[start]

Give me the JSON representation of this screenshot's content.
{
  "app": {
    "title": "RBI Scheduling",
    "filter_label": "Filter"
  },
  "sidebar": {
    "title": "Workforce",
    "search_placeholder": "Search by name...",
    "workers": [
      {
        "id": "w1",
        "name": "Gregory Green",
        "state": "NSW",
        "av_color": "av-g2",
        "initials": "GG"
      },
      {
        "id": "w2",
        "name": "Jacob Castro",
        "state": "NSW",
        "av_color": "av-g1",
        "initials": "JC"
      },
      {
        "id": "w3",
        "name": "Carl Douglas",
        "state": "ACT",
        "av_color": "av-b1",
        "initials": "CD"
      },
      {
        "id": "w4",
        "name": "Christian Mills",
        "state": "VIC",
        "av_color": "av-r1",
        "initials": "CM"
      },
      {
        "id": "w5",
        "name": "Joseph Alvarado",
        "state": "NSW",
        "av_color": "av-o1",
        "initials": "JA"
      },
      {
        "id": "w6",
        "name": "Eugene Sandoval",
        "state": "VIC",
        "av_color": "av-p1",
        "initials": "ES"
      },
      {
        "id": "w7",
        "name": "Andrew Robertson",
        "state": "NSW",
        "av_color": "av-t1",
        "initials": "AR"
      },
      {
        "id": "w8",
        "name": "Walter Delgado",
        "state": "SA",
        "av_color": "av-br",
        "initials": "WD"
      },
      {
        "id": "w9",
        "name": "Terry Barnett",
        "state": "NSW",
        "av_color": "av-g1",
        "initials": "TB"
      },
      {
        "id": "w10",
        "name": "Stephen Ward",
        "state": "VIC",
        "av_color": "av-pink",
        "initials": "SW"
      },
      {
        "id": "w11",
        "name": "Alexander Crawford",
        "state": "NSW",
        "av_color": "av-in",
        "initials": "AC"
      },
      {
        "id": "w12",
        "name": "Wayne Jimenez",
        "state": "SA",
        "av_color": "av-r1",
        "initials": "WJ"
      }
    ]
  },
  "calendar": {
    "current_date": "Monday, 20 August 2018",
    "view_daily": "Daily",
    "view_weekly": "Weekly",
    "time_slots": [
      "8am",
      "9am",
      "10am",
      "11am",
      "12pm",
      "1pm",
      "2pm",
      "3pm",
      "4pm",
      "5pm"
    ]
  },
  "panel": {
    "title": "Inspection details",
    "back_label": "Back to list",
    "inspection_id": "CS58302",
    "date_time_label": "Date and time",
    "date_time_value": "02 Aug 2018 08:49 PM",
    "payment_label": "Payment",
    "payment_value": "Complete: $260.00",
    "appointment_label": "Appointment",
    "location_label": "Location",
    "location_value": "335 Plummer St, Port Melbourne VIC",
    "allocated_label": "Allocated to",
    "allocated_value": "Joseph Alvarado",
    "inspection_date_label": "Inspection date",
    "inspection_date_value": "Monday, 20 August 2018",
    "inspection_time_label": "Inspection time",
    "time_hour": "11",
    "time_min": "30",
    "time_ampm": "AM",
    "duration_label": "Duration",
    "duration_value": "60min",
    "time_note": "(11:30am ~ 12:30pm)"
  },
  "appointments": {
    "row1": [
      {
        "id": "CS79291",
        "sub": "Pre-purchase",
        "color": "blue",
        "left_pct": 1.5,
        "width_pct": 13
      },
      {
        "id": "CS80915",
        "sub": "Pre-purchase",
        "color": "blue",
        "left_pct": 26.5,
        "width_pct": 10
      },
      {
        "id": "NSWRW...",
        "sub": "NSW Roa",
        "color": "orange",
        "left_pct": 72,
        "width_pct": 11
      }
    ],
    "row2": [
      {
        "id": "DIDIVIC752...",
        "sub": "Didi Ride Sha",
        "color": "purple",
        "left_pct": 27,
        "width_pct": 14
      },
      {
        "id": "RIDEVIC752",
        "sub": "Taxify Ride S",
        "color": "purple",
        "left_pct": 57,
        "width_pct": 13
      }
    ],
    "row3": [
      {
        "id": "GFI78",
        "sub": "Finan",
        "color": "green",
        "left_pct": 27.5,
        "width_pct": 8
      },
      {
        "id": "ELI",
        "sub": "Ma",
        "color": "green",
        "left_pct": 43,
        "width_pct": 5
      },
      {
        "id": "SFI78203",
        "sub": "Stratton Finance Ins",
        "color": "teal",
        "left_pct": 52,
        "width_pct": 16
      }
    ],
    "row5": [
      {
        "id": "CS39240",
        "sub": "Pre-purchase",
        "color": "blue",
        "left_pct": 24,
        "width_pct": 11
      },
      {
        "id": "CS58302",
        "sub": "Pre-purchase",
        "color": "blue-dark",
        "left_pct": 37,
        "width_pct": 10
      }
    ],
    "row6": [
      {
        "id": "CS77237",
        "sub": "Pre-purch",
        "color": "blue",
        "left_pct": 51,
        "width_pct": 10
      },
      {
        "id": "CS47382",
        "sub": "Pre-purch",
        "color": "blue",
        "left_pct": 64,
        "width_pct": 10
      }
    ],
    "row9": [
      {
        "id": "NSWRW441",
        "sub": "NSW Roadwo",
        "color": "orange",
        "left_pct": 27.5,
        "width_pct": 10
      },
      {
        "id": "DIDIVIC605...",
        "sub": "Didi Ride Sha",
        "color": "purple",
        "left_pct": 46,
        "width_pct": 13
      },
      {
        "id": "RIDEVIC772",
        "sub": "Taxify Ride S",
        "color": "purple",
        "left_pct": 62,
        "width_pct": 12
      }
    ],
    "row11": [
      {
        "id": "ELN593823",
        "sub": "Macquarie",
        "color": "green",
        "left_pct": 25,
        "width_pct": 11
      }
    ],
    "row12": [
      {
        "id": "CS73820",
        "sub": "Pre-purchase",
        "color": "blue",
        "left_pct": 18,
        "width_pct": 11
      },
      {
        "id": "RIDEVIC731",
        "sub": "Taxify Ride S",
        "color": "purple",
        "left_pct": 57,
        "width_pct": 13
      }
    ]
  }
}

[end]

## EXERCISE DETAILS
Write out every entry again, keeping each line exactly the same.

## ANSWER FOR THE TASK
Give me the JSON representation of this screenshot's content.
{
  "app": {
    "title": "RBI Scheduling",
    "filter_label": "Filter"
  },
  "sidebar": {
    "title": "Workforce",
    "search_placeholder": "Search by name...",
    "workers": [
      {
        "id": "w1",
        "name": "Gregory Green",
        "state": "NSW",
        "av_color": "av-g2",
        "initials": "GG"
      },
      {
        "id": "w2",
        "name": "Jacob Castro",
        "state": "NSW",
        "av_color": "av-g1",
        "initials": "JC"
      },
      {
        "id": "w3",
        "name": "Carl Douglas",
        "state": "ACT",
        "av_color": "av-b1",
        "initials": "CD"
      },
      {
        "id": "w4",
        "name": "Christian Mills",
        "state": "VIC",
        "av_color": "av-r1",
        "initials": "CM"
      },
      {
        "id": "w5",
        "name": "Joseph Alvarado",
        "state": "NSW",
        "av_color": "av-o1",
        "initials": "JA"
      },
      {
        "id": "w6",
        "name": "Eugene Sandoval",
        "state": "VIC",
        "av_color": "av-p1",
        "initials": "ES"
      },
      {
        "id": "w7",
        "name": "Andrew Robertson",
        "state": "NSW",
        "av_color": "av-t1",
        "initials": "AR"
      },
      {
        "id": "w8",
        "name": "Walter Delgado",
        "state": "SA",
        "av_color": "av-br",
        "initials": "WD"
      },
      {
        "id": "w9",
        "name": "Terry Barnett",
        "state": "NSW",
        "av_color": "av-g1",
        "initials": "TB"
      },
      {
        "id": "w10",
        "name": "Stephen Ward",
        "state": "VIC",
        "av_color": "av-pink",
        "initials": "SW"
      },
      {
        "id": "w11",
        "name": "Alexander Crawford",
        "state": "NSW",
        "av_color": "av-in",
        "initials": "AC"
      },
      {
        "id": "w12",
        "name": "Wayne Jimenez",
        "state": "SA",
        "av_color": "av-r1",
        "initials": "WJ"
      }
    ]
  },
  "calendar": {
    "current_date": "Monday, 20 August 2018",
    "view_daily": "Daily",
    "view_weekly": "Weekly",
    "time_slots": [
      "8am",
      "9am",
      "10am",
      "11am",
      "12pm",
      "1pm",
      "2pm",
      "3pm",
      "4pm",
      "5pm"
    ]
  },
  "panel": {
    "title": "Inspection details",
    "back_label": "Back to list",
    "inspection_id": "CS58302",
    "date_time_label": "Date and time",
    "date_time_value": "02 Aug 2018 08:49 PM",
    "payment_label": "Payment",
    "payment_value": "Complete: $260.00",
    "appointment_label": "Appointment",
    "location_label": "Location",
    "location_value": "335 Plummer St, Port Melbourne VIC",
    "allocated_label": "Allocated to",
    "allocated_value": "Joseph Alvarado",
    "inspection_date_label": "Inspection date",
    "inspection_date_value": "Monday, 20 August 2018",
    "inspection_time_label": "Inspection time",
    "time_hour": "11",
    "time_min": "30",
    "time_ampm": "AM",
    "duration_label": "Duration",
    "duration_value": "60min",
    "time_note": "(11:30am ~ 12:30pm)"
  },
  "appointments": {
    "row1": [
      {
        "id": "CS79291",
        "sub": "Pre-purchase",
        "color": "blue",
        "left_pct": 1.5,
        "width_pct": 13
      },
      {
        "id": "CS80915",
        "sub": "Pre-purchase",
        "color": "blue",
        "left_pct": 26.5,
        "width_pct": 10
      },
      {
        "id": "NSWRW...",
        "sub": "NSW Roa",
        "color": "orange",
        "left_pct": 72,
        "width_pct": 11
      }
    ],
    "row2": [
      {
        "id": "DIDIVIC752...",
        "sub": "Didi Ride Sha",
        "color": "purple",
        "left_pct": 27,
        "width_pct": 14
      },
      {
        "id": "RIDEVIC752",
        "sub": "Taxify Ride S",
        "color": "purple",
        "left_pct": 57,
        "width_pct": 13
      }
    ],
    "row3": [
      {
        "id": "GFI78",
        "sub": "Finan",
        "color": "green",
        "left_pct": 27.5,
        "width_pct": 8
      },
      {
        "id": "ELI",
        "sub": "Ma",
        "color": "green",
        "left_pct": 43,
        "width_pct": 5
      },
      {
        "id": "SFI78203",
        "sub": "Stratton Finance Ins",
        "color": "teal",
        "left_pct": 52,
        "width_pct": 16
      }
    ],
    "row5": [
      {
        "id": "CS39240",
        "sub": "Pre-purchase",
        "color": "blue",
        "left_pct": 24,
        "width_pct": 11
      },
      {
        "id": "CS58302",
        "sub": "Pre-purchase",
        "color": "blue-dark",
        "left_pct": 37,
        "width_pct": 10
      }
    ],
    "row6": [
      {
        "id": "CS77237",
        "sub": "Pre-purch",
        "color": "blue",
        "left_pct": 51,
        "width_pct": 10
      },
      {
        "id": "CS47382",
        "sub": "Pre-purch",
        "color": "blue",
        "left_pct": 64,
        "width_pct": 10
      }
    ],
    "row9": [
      {
        "id": "NSWRW441",
        "sub": "NSW Roadwo",
        "color": "orange",
        "left_pct": 27.5,
        "width_pct": 10
      },
      {
        "id": "DIDIVIC605...",
        "sub": "Didi Ride Sha",
        "color": "purple",
        "left_pct": 46,
        "width_pct": 13
      },
      {
        "id": "RIDEVIC772",
        "sub": "Taxify Ride S",
        "color": "purple",
        "left_pct": 62,
        "width_pct": 12
      }
    ],
    "row11": [
      {
        "id": "ELN593823",
        "sub": "Macquarie",
        "color": "green",
        "left_pct": 25,
        "width_pct": 11
      }
    ],
    "row12": [
      {
        "id": "CS73820",
        "sub": "Pre-purchase",
        "color": "blue",
        "left_pct": 18,
        "width_pct": 11
      },
      {
        "id": "RIDEVIC731",
        "sub": "Taxify Ride S",
        "color": "purple",
        "left_pct": 57,
        "width_pct": 13
      }
    ]
  }
}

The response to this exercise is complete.